• **Task objective**: Retype precisely the section of the data that starts at the line containing "OCR this image." and runs to its final line, ends included.

• **Input**:
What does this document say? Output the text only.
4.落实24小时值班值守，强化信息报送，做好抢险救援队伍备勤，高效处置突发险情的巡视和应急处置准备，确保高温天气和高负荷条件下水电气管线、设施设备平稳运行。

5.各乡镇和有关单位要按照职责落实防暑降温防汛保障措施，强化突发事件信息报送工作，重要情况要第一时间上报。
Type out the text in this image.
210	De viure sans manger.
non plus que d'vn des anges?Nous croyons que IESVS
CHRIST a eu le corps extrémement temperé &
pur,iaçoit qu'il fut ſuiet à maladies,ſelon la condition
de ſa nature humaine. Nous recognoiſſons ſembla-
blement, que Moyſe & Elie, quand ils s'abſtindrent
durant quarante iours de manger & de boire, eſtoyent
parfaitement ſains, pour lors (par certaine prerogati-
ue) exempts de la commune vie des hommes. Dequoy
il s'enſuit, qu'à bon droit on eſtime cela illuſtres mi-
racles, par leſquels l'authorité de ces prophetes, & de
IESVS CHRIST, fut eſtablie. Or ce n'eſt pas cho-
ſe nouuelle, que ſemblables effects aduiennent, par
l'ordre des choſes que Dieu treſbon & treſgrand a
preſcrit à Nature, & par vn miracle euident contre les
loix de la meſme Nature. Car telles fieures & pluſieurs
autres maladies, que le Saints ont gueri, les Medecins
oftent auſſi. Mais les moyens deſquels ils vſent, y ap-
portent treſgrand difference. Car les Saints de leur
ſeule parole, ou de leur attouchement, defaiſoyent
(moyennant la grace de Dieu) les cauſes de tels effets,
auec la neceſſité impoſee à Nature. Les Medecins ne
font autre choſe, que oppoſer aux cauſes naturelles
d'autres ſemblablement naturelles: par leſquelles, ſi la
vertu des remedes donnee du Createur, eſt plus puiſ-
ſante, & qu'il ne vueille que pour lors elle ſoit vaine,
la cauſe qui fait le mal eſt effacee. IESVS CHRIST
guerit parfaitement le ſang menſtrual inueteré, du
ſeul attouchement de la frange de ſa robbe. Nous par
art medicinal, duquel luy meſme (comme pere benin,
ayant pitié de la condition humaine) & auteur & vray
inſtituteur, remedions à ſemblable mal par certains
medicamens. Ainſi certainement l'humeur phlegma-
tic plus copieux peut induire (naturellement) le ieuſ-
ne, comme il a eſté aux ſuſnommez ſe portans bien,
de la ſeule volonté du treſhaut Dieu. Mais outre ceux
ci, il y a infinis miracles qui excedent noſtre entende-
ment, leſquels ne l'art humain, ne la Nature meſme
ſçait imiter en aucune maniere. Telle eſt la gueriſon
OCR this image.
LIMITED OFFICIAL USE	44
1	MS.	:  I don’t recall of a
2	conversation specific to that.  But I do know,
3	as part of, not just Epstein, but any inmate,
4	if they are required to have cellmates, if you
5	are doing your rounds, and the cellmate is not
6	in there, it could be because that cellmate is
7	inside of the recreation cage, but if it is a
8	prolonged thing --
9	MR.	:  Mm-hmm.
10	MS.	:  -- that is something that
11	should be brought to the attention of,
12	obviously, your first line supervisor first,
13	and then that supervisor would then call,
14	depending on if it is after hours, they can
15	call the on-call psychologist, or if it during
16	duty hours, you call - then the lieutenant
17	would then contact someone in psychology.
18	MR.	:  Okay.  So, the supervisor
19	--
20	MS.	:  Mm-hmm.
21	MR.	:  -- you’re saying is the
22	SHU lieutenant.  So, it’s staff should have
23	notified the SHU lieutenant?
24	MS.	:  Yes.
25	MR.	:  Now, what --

• **Answer to the problem**:
OCR this image.
LIMITED OFFICIAL USE	44
1	MS.	:  I don’t recall of a
2	conversation specific to that.  But I do know,
3	as part of, not just Epstein, but any inmate,
4	if they are required to have cellmates, if you
5	are doing your rounds, and the cellmate is not
6	in there, it could be because that cellmate is
7	inside of the recreation cage, but if it is a
8	prolonged thing --
9	MR.	:  Mm-hmm.
10	MS.	:  -- that is something that
11	should be brought to the attention of,
12	obviously, your first line supervisor first,
13	and then that supervisor would then call,
14	depending on if it is after hours, they can
15	call the on-call psychologist, or if it during
16	duty hours, you call - then the lieutenant
17	would then contact someone in psychology.
18	MR.	:  Okay.  So, the supervisor
19	--
20	MS.	:  Mm-hmm.
21	MR.	:  -- you’re saying is the
22	SHU lieutenant.  So, it’s staff should have
23	notified the SHU lieutenant?
24	MS.	:  Yes.
25	MR.	:  Now, what --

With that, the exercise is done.